The problem: Wherever the string "with" appears in the listing, copy that line.

────────────────────────────────────────

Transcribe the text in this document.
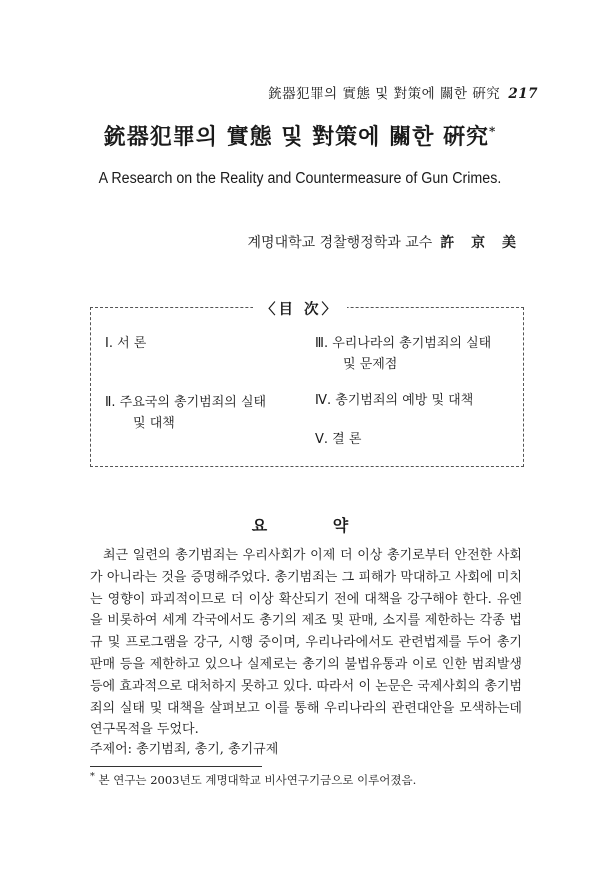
銃器犯罪의 實態 및 對策에 關한 硏究 217
銃器犯罪의 實態 및 對策에 關한 硏究*
A Research on the Reality and Countermeasure of Gun Crimes.
계명대학교 경찰행정학과 교수 許 京 美
〈目 次〉
Ⅰ. 서 론
Ⅱ. 주요국의 총기범죄의 실태
및 대책
Ⅲ. 우리나라의 총기범죄의 실태
및 문제점
Ⅳ. 총기범죄의 예방 및 대책
Ⅴ. 결 론
요 약

최근 일련의 총기범죄는 우리사회가 이제 더 이상 총기로부터 안전한 사회가 아니라는 것을 증명해주었다. 총기범죄는 그 피해가 막대하고 사회에 미치는 영향이 파괴적이므로 더 이상 확산되기 전에 대책을 강구해야 한다. 유엔을 비롯하여 세계 각국에서도 총기의 제조 및 판매, 소지를 제한하는 각종 법규 및 프로그램을 강구, 시행 중이며, 우리나라에서도 관련법제를 두어 총기판매 등을 제한하고 있으나 실제로는 총기의 불법유통과 이로 인한 범죄발생등에 효과적으로 대처하지 못하고 있다. 따라서 이 논문은 국제사회의 총기범죄의 실태 및 대책을 살펴보고 이를 통해 우리나라의 관련대안을 모색하는데 연구목적을 두었다.

주제어: 총기범죄, 총기, 총기규제
* 본 연구는 2003년도 계명대학교 비사연구기금으로 이루어졌음.
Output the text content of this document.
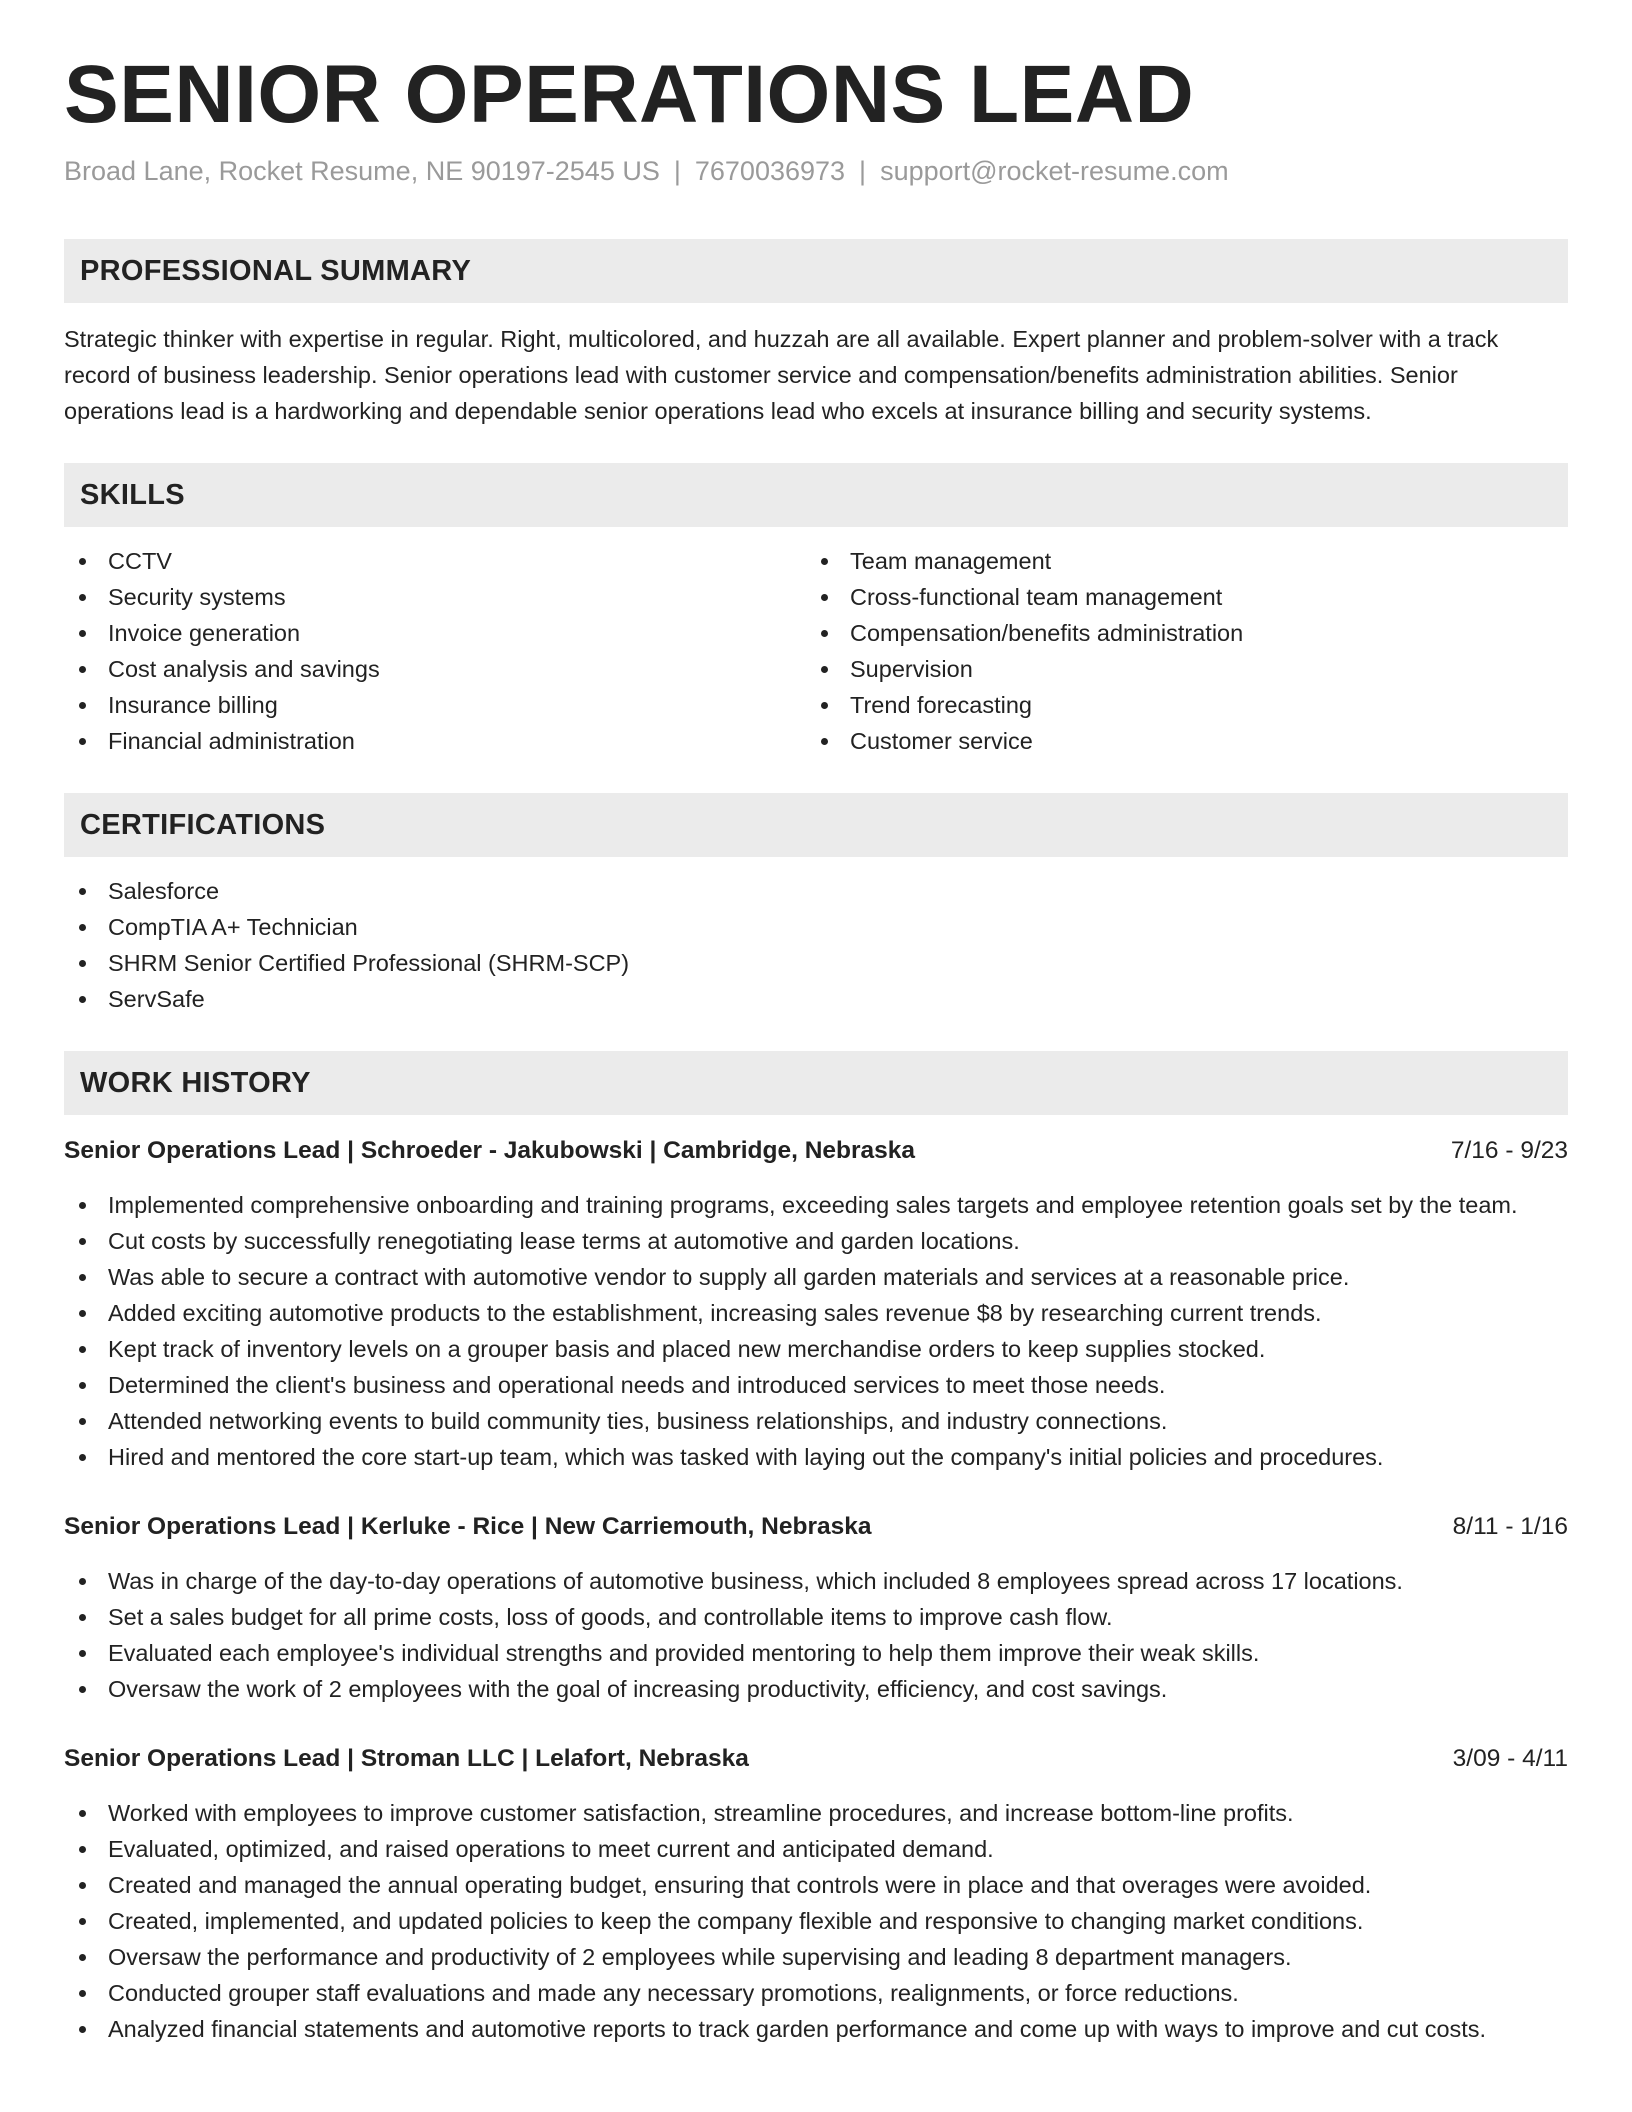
SENIOR OPERATIONS LEAD
Broad Lane, Rocket Resume, NE 90197-2545 US | 7670036973 | support@rocket-resume.com
PROFESSIONAL SUMMARY

Strategic thinker with expertise in regular. Right, multicolored, and huzzah are all available. Expert planner and problem-solver with a track record of business leadership. Senior operations lead with customer service and compensation/benefits administration abilities. Senior operations lead is a hardworking and dependable senior operations lead who excels at insurance billing and security systems.

SKILLS
CCTV
Security systems
Invoice generation
Cost analysis and savings
Insurance billing
Financial administration
Team management
Cross-functional team management
Compensation/benefits administration
Supervision
Trend forecasting
Customer service
CERTIFICATIONS
Salesforce
CompTIA A+ Technician
SHRM Senior Certified Professional (SHRM-SCP)
ServSafe
WORK HISTORY
Senior Operations Lead | Schroeder - Jakubowski | Cambridge, Nebraska	7/16 - 9/23
Implemented comprehensive onboarding and training programs, exceeding sales targets and employee retention goals set by the team.
Cut costs by successfully renegotiating lease terms at automotive and garden locations.
Was able to secure a contract with automotive vendor to supply all garden materials and services at a reasonable price.
Added exciting automotive products to the establishment, increasing sales revenue $8 by researching current trends.
Kept track of inventory levels on a grouper basis and placed new merchandise orders to keep supplies stocked.
Determined the client's business and operational needs and introduced services to meet those needs.
Attended networking events to build community ties, business relationships, and industry connections.
Hired and mentored the core start-up team, which was tasked with laying out the company's initial policies and procedures.
Senior Operations Lead | Kerluke - Rice | New Carriemouth, Nebraska	8/11 - 1/16
Was in charge of the day-to-day operations of automotive business, which included 8 employees spread across 17 locations.
Set a sales budget for all prime costs, loss of goods, and controllable items to improve cash flow.
Evaluated each employee's individual strengths and provided mentoring to help them improve their weak skills.
Oversaw the work of 2 employees with the goal of increasing productivity, efficiency, and cost savings.
Senior Operations Lead | Stroman LLC | Lelafort, Nebraska	3/09 - 4/11
Worked with employees to improve customer satisfaction, streamline procedures, and increase bottom-line profits.
Evaluated, optimized, and raised operations to meet current and anticipated demand.
Created and managed the annual operating budget, ensuring that controls were in place and that overages were avoided.
Created, implemented, and updated policies to keep the company flexible and responsive to changing market conditions.
Oversaw the performance and productivity of 2 employees while supervising and leading 8 department managers.
Conducted grouper staff evaluations and made any necessary promotions, realignments, or force reductions.
Analyzed financial statements and automotive reports to track garden performance and come up with ways to improve and cut costs.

────────────────────────────────────────

Result of the task:
Strategic thinker with expertise in regular. Right, multicolored, and huzzah are all available. Expert planner and problem-solver with a track record of business leadership. Senior operations lead with customer service and compensation/benefits administration abilities. Senior operations lead is a hardworking and dependable senior operations lead who excels at insurance billing and security systems.
Was able to secure a contract with automotive vendor to supply all garden materials and services at a reasonable price.
Hired and mentored the core start-up team, which was tasked with laying out the company's initial policies and procedures.
Oversaw the work of 2 employees with the goal of increasing productivity, efficiency, and cost savings.
Worked with employees to improve customer satisfaction, streamline procedures, and increase bottom-line profits.
Analyzed financial statements and automotive reports to track garden performance and come up with ways to improve and cut costs.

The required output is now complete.